» **Problem to solve**
Transcribe the stretch from the line containing "legend-label: Cluster 6" through the line containing "legend-frame <box>124 33 241 163</box>", both included, copying each line character for character.

» **Raw data**
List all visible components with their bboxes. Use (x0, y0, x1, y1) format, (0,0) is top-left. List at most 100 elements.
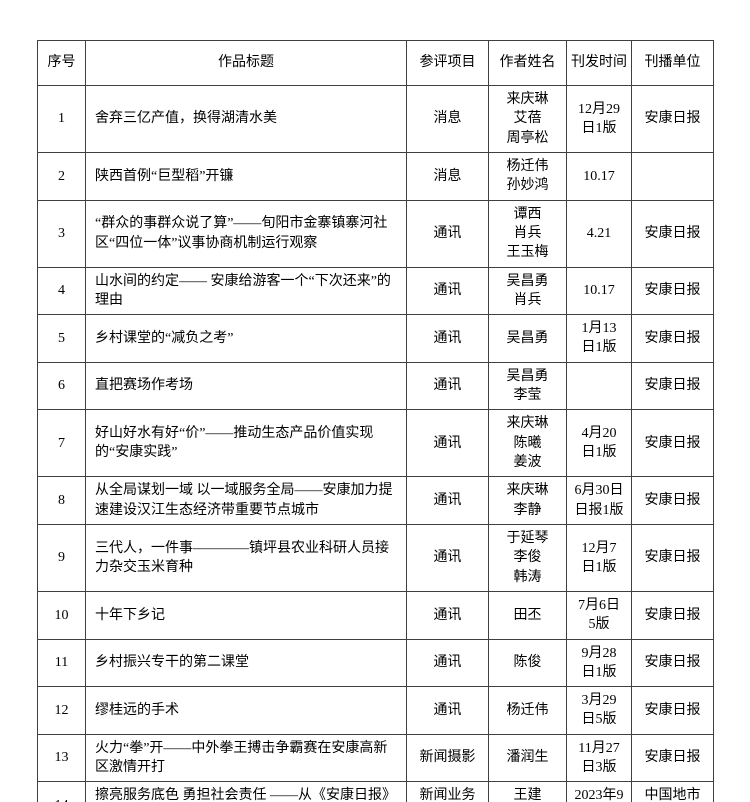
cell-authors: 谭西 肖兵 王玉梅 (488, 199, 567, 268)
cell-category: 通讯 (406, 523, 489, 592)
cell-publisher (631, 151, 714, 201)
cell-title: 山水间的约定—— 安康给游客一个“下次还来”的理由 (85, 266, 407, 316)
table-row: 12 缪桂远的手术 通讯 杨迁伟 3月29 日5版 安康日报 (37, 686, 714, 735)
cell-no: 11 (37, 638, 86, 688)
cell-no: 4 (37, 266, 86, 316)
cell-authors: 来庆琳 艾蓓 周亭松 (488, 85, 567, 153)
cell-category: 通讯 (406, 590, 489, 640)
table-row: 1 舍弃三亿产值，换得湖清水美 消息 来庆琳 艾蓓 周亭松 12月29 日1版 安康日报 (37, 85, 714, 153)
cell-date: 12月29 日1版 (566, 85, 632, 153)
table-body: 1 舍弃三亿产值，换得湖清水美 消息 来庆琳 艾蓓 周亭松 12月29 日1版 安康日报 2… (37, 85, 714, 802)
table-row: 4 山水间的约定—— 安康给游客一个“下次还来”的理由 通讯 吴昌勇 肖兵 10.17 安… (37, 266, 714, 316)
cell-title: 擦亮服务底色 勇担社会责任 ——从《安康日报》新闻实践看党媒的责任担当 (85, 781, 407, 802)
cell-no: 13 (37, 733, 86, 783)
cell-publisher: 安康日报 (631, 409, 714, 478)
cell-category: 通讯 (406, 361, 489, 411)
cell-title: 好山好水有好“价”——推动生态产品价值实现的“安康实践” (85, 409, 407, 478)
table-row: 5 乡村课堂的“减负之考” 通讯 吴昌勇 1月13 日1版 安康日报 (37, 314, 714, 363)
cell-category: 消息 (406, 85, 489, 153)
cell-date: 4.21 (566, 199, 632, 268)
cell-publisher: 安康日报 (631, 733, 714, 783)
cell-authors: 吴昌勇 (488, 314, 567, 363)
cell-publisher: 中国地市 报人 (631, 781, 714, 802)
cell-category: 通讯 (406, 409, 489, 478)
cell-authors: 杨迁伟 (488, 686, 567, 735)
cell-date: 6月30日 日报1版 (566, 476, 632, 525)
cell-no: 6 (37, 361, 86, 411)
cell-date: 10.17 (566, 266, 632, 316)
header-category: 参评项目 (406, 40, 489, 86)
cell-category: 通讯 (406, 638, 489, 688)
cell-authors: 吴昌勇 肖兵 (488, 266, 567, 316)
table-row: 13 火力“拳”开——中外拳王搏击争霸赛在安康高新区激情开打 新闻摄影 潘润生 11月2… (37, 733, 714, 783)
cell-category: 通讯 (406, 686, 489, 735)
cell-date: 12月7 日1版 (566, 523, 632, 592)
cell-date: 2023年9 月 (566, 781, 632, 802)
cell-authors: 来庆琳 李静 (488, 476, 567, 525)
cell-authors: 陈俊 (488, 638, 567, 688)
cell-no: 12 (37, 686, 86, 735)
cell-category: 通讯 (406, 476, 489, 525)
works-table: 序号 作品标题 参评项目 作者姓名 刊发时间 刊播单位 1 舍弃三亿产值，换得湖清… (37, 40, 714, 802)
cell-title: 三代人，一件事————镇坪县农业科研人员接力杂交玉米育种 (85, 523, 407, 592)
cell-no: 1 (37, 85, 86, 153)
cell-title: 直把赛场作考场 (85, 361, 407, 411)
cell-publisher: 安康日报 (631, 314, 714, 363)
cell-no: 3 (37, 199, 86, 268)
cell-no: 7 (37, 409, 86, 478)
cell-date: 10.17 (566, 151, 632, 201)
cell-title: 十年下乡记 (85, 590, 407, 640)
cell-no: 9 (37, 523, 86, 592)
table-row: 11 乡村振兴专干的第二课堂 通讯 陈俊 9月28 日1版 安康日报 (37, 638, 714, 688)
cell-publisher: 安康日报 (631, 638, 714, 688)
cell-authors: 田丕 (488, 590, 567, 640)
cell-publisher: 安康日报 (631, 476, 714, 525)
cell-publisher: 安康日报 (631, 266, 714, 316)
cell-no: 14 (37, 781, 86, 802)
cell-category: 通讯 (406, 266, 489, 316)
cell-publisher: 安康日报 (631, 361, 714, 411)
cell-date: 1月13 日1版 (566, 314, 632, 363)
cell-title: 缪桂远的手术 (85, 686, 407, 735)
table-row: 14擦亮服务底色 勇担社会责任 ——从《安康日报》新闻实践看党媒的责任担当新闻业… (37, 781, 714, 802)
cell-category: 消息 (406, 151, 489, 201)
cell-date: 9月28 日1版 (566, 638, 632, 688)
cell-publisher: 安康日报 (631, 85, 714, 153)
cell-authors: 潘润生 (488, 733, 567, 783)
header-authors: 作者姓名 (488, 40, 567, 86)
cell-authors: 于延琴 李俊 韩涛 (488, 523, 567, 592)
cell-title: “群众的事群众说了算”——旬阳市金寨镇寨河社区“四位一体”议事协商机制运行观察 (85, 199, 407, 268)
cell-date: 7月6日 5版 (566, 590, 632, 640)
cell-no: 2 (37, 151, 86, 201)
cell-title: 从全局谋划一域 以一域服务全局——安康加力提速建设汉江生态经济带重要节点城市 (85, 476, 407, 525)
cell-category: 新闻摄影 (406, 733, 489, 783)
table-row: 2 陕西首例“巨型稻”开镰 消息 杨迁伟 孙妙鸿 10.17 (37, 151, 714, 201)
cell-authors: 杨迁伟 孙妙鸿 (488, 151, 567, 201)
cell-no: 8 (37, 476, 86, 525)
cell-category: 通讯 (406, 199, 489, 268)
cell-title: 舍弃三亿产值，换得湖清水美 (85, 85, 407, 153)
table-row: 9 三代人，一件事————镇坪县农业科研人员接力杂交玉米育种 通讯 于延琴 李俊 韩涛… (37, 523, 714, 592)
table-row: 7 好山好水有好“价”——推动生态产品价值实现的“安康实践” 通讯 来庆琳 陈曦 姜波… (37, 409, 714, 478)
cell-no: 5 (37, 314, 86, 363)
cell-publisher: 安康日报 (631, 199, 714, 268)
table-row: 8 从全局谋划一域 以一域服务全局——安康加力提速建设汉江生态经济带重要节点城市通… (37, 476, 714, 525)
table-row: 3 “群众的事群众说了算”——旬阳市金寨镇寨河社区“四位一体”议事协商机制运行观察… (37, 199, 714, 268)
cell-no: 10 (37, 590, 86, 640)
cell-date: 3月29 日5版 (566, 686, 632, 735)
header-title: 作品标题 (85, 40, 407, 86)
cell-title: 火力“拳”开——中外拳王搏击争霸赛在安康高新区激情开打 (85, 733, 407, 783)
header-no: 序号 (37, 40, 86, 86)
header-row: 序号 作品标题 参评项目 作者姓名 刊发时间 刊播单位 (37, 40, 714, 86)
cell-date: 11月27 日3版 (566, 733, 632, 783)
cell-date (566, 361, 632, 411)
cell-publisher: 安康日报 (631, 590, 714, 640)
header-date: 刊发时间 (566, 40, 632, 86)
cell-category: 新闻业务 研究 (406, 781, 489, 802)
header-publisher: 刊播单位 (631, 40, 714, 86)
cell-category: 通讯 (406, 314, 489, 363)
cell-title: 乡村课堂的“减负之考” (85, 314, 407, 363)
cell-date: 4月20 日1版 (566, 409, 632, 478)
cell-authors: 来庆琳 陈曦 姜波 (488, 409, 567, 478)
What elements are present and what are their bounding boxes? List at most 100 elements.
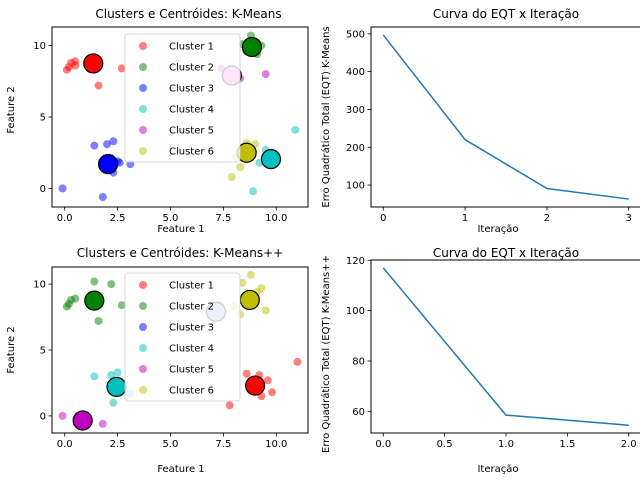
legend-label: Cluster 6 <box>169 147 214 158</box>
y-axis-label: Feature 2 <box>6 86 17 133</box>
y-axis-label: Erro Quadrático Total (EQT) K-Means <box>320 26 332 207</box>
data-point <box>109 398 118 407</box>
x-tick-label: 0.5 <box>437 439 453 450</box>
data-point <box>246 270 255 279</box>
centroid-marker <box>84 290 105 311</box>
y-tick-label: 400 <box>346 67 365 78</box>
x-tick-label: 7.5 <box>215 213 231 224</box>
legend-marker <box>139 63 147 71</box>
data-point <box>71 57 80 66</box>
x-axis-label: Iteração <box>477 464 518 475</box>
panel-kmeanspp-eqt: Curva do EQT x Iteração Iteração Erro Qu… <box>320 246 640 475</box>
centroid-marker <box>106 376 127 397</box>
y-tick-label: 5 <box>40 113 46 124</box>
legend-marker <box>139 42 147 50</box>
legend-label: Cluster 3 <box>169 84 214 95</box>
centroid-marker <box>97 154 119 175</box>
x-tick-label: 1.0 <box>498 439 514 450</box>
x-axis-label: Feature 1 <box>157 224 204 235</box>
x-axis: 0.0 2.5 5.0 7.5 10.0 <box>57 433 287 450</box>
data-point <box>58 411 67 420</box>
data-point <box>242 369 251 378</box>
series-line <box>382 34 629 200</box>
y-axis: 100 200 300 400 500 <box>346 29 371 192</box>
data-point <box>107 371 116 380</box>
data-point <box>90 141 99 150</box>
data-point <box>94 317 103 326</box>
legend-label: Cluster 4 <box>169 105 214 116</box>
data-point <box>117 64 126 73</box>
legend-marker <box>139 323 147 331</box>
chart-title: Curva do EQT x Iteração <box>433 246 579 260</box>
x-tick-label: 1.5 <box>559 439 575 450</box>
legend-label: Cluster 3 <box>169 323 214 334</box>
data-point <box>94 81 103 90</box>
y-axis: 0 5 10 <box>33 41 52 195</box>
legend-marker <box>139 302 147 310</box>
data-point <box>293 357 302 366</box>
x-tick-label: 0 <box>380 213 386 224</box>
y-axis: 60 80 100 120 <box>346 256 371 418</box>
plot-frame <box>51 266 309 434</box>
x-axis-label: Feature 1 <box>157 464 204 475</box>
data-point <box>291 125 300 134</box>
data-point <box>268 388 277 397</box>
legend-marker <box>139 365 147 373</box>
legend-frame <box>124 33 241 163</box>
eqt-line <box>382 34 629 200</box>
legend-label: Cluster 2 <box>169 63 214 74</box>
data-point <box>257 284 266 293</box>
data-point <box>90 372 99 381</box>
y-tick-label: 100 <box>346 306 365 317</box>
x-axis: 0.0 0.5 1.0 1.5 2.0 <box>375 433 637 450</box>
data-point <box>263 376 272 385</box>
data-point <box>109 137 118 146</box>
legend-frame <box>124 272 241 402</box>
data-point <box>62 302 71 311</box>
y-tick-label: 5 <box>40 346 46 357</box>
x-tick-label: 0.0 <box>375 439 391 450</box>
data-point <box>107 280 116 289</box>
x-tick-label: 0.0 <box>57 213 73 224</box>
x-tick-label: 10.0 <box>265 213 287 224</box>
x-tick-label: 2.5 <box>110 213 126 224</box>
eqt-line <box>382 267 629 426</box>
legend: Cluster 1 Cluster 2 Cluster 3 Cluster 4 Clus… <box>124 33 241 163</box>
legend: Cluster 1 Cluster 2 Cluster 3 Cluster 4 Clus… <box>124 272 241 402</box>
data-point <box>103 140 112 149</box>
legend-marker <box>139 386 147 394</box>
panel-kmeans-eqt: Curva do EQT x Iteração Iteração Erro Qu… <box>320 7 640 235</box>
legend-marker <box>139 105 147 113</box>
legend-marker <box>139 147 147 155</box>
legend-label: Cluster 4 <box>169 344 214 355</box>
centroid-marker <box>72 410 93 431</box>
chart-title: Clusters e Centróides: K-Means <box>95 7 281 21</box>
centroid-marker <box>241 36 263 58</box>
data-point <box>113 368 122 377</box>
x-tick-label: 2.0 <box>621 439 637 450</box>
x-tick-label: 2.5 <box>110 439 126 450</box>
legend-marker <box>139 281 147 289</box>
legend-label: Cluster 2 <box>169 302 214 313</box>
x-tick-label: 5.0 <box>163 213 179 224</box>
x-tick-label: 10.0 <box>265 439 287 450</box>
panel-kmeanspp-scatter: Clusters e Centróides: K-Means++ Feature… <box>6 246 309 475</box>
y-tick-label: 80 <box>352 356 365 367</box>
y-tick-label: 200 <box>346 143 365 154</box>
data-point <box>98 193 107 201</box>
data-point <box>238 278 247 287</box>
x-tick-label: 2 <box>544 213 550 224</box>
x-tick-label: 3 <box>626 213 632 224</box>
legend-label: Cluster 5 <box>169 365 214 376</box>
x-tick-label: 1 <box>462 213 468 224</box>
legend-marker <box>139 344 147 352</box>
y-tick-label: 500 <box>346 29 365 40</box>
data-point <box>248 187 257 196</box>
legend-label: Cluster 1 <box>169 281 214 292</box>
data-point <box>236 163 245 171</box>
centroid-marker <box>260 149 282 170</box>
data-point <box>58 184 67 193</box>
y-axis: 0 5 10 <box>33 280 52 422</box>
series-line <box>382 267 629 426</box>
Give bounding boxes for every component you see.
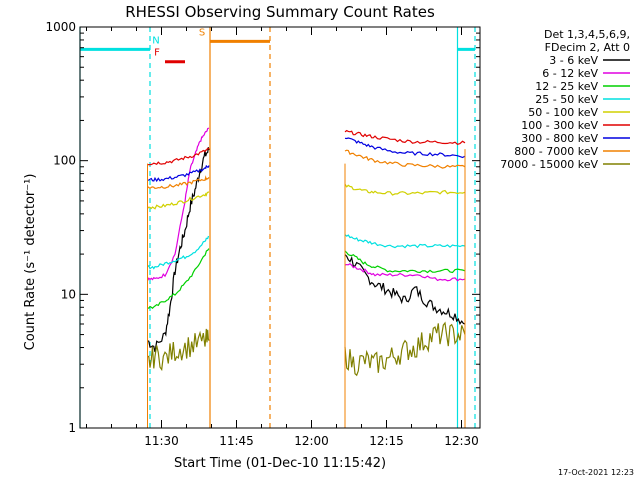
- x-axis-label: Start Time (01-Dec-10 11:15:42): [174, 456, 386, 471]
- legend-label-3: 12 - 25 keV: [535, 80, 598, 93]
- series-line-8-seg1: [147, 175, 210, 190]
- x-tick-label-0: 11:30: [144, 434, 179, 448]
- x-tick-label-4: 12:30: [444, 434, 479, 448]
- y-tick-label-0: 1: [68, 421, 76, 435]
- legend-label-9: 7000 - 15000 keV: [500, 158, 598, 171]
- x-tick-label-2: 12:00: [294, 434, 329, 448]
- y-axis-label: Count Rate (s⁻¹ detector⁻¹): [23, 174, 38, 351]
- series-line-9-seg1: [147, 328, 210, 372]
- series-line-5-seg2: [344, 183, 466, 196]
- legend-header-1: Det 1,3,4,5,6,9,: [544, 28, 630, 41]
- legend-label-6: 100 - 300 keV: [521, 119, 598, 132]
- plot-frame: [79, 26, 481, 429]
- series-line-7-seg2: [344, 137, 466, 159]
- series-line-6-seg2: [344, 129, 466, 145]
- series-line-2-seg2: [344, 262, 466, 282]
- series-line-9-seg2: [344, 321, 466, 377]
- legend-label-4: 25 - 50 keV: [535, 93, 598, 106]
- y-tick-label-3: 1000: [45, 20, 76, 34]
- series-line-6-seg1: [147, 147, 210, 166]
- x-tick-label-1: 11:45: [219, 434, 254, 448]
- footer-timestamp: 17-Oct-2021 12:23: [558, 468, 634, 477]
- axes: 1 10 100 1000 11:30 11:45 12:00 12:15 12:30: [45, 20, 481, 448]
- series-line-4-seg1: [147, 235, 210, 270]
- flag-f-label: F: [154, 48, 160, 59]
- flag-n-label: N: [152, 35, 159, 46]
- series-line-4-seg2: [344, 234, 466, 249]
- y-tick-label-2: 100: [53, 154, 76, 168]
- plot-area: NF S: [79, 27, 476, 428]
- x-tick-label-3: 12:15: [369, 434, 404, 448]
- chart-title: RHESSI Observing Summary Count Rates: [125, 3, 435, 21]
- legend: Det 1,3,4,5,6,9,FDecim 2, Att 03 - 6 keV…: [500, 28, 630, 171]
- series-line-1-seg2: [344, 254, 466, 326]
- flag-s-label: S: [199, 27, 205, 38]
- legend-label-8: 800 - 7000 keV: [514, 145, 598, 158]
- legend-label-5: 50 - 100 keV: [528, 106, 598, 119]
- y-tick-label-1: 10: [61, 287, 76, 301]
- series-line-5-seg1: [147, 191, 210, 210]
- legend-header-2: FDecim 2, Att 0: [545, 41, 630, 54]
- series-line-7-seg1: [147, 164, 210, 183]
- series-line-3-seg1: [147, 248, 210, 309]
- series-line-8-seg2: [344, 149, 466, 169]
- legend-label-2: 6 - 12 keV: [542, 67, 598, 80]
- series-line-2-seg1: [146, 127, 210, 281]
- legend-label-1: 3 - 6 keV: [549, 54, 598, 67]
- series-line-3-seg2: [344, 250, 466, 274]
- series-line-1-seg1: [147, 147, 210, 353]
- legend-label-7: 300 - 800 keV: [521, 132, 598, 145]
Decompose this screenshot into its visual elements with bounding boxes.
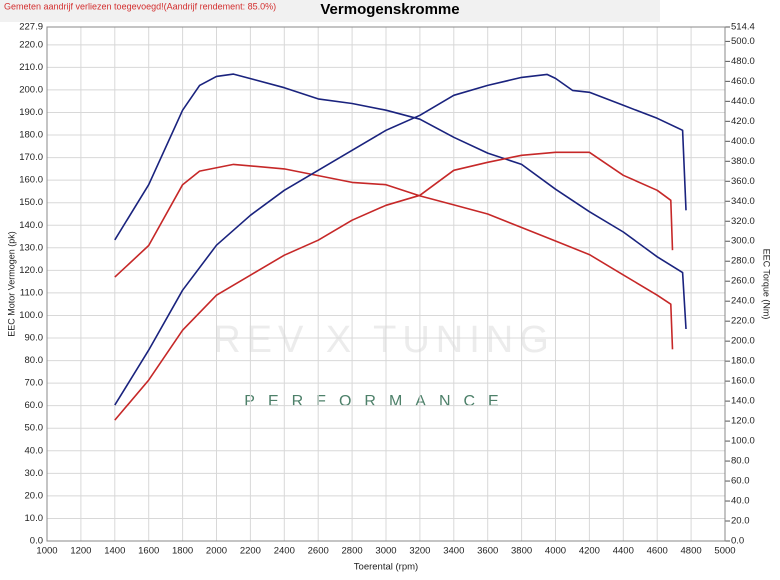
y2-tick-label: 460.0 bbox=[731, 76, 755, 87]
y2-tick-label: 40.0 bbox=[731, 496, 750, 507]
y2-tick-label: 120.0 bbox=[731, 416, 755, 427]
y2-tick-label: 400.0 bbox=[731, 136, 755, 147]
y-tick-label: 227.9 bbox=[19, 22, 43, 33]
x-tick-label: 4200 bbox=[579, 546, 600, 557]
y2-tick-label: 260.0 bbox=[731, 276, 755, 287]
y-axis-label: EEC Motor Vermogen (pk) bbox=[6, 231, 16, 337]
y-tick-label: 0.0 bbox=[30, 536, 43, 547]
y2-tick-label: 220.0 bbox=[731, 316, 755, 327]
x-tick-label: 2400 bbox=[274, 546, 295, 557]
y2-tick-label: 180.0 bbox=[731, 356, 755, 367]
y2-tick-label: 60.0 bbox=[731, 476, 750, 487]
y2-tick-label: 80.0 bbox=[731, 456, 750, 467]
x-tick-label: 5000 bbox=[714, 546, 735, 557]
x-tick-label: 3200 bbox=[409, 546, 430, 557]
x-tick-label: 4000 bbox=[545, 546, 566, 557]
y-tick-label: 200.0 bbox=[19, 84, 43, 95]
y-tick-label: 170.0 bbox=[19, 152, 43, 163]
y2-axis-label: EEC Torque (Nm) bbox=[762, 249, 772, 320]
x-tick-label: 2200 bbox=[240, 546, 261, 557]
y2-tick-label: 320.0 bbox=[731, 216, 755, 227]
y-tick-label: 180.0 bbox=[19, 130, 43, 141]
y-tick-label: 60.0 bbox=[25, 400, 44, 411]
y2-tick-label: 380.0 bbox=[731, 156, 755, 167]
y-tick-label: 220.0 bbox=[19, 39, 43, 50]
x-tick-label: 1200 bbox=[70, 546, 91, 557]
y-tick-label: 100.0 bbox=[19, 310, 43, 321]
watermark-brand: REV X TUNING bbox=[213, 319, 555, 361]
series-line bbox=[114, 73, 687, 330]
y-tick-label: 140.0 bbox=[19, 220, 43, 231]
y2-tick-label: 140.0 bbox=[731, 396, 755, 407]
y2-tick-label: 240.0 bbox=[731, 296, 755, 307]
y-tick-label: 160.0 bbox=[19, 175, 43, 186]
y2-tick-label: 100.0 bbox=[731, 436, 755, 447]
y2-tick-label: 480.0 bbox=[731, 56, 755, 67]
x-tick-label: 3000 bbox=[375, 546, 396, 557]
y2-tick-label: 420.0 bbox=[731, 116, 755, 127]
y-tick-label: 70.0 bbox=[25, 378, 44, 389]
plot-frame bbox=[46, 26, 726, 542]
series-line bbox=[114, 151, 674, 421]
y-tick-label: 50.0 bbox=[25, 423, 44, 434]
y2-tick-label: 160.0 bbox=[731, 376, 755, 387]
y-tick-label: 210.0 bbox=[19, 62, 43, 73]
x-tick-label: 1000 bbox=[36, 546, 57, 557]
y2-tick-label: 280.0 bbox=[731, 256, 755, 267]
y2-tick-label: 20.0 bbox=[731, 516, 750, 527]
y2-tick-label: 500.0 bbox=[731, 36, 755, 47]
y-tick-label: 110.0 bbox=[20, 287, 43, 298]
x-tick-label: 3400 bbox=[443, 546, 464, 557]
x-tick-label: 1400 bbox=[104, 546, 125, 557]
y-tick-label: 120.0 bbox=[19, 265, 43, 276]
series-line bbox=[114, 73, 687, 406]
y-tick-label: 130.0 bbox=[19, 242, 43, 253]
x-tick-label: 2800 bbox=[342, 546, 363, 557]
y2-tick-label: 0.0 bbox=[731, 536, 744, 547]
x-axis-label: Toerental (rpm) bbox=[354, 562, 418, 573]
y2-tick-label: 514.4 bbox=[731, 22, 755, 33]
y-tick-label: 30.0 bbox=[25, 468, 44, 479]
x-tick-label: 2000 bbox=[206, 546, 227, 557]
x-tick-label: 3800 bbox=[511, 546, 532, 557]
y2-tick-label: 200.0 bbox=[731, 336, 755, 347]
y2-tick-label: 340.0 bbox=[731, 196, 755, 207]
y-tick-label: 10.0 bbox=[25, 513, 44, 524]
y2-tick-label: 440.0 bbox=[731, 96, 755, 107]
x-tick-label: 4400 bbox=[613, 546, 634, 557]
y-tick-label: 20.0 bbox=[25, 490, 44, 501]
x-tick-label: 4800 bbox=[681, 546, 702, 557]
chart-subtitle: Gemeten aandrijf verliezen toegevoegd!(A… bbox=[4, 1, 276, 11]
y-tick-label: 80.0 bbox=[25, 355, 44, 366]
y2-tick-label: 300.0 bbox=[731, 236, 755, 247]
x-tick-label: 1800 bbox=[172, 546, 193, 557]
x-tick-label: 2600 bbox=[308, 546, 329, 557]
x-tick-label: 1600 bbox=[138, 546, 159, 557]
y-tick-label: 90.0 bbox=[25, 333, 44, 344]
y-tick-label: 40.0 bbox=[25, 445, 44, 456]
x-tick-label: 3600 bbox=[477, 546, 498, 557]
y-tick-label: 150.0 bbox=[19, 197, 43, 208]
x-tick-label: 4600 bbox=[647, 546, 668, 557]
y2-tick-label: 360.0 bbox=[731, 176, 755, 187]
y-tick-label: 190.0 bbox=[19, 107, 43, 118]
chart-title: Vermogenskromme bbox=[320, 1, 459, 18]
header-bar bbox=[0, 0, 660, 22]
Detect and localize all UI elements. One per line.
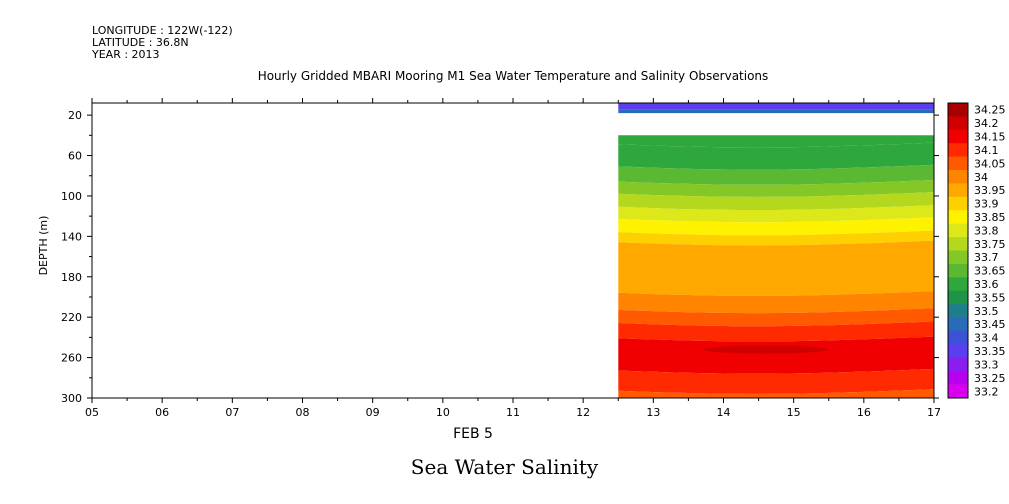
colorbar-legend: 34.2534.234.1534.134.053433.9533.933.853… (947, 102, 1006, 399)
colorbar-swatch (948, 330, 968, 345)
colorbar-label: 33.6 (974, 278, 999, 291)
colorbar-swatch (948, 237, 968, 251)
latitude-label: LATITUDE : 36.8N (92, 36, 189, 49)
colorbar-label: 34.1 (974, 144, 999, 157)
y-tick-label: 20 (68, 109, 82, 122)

» **Solution for this task**
legend-label: Cluster 6 <box>169 147 214 158</box>
y-axis-label: Feature 2 <box>6 86 17 133</box>
y-axis-label: Erro Quadrático Total (EQT) K-Means <box>320 26 332 207</box>
data-point <box>109 398 118 407</box>
x-tick-label: 0.5 <box>437 439 453 450</box>
data-point <box>246 270 255 279</box>
centroid-marker <box>84 290 105 311</box>
y-tick-label: 400 <box>346 67 365 78</box>
x-tick-label: 7.5 <box>215 213 231 224</box>
legend-marker <box>139 63 147 71</box>
data-point <box>71 57 80 66</box>
x-axis-label: Iteração <box>477 464 518 475</box>
panel-kmeanspp-eqt: Curva do EQT x Iteração Iteração Erro Qu… <box>320 246 640 475</box>
centroid-marker <box>106 376 127 397</box>
y-tick-label: 5 <box>40 113 46 124</box>
legend-marker <box>139 42 147 50</box>
legend-label: Cluster 3 <box>169 84 214 95</box>
centroid-marker <box>97 154 119 175</box>
x-tick-label: 1.0 <box>498 439 514 450</box>
x-axis-label: Feature 1 <box>157 224 204 235</box>
x-axis: 0.0 2.5 5.0 7.5 10.0 <box>57 433 287 450</box>
data-point <box>58 411 67 420</box>
data-point <box>242 369 251 378</box>
series-line <box>382 34 629 200</box>
y-axis: 100 200 300 400 500 <box>346 29 371 192</box>
data-point <box>107 371 116 380</box>
data-point <box>90 141 99 150</box>
data-point <box>94 317 103 326</box>
legend-label: Cluster 4 <box>169 105 214 116</box>
data-point <box>117 64 126 73</box>
legend-marker <box>139 323 147 331</box>
chart-title: Curva do EQT x Iteração <box>433 246 579 260</box>
x-tick-label: 1.5 <box>559 439 575 450</box>
legend-label: Cluster 3 <box>169 323 214 334</box>
data-point <box>94 81 103 90</box>
y-axis: 0 5 10 <box>33 41 52 195</box>
legend-marker <box>139 302 147 310</box>
data-point <box>293 357 302 366</box>
x-tick-label: 0 <box>380 213 386 224</box>
y-axis: 60 80 100 120 <box>346 256 371 418</box>
plot-frame <box>51 266 309 434</box>
x-axis-label: Feature 1 <box>157 464 204 475</box>
data-point <box>291 125 300 134</box>
data-point <box>268 388 277 397</box>
legend-marker <box>139 365 147 373</box>
legend-frame <box>124 33 241 163</box>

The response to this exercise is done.